- What the exercise asks
Copy the entries from the first line through the line containing "y-axis-ticks: 0.75 0.50", replacing "Oct 24" with "October 24" and keeping everything else the same.

%%

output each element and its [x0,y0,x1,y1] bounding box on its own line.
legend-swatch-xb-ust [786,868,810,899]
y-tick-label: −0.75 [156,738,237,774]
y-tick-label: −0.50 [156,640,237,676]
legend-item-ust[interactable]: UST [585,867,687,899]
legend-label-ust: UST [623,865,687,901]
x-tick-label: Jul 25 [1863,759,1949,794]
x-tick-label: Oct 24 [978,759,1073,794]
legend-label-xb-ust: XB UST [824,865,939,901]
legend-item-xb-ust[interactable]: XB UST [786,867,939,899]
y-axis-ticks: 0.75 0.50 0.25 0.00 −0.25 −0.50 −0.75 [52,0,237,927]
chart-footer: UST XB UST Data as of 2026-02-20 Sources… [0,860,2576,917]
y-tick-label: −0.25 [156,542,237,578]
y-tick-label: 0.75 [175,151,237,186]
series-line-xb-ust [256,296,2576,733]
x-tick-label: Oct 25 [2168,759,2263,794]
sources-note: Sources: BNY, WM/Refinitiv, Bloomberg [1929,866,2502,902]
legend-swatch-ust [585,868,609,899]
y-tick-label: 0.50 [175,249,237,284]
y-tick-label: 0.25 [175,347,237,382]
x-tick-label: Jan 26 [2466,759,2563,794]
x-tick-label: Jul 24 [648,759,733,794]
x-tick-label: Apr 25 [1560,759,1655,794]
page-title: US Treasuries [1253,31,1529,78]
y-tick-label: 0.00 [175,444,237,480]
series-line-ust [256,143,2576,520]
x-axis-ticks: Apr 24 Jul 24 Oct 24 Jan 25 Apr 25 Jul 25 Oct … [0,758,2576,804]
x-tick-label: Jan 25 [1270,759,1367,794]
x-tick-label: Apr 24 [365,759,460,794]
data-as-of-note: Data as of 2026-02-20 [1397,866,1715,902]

%%

- Exercise response
output each element and its [x0,y0,x1,y1] bounding box on its own line.
legend-swatch-xb-ust [786,868,810,899]
y-tick-label: −0.75 [156,738,237,774]
y-tick-label: −0.50 [156,640,237,676]
legend-item-ust[interactable]: UST [585,867,687,899]
legend-label-ust: UST [623,865,687,901]
x-tick-label: Jul 25 [1863,759,1949,794]
x-tick-label: October 24 [978,759,1073,794]
legend-label-xb-ust: XB UST [824,865,939,901]
legend-item-xb-ust[interactable]: XB UST [786,867,939,899]
y-axis-ticks: 0.75 0.50 0.25 0.00 −0.25 −0.50 −0.75 [52,0,237,927]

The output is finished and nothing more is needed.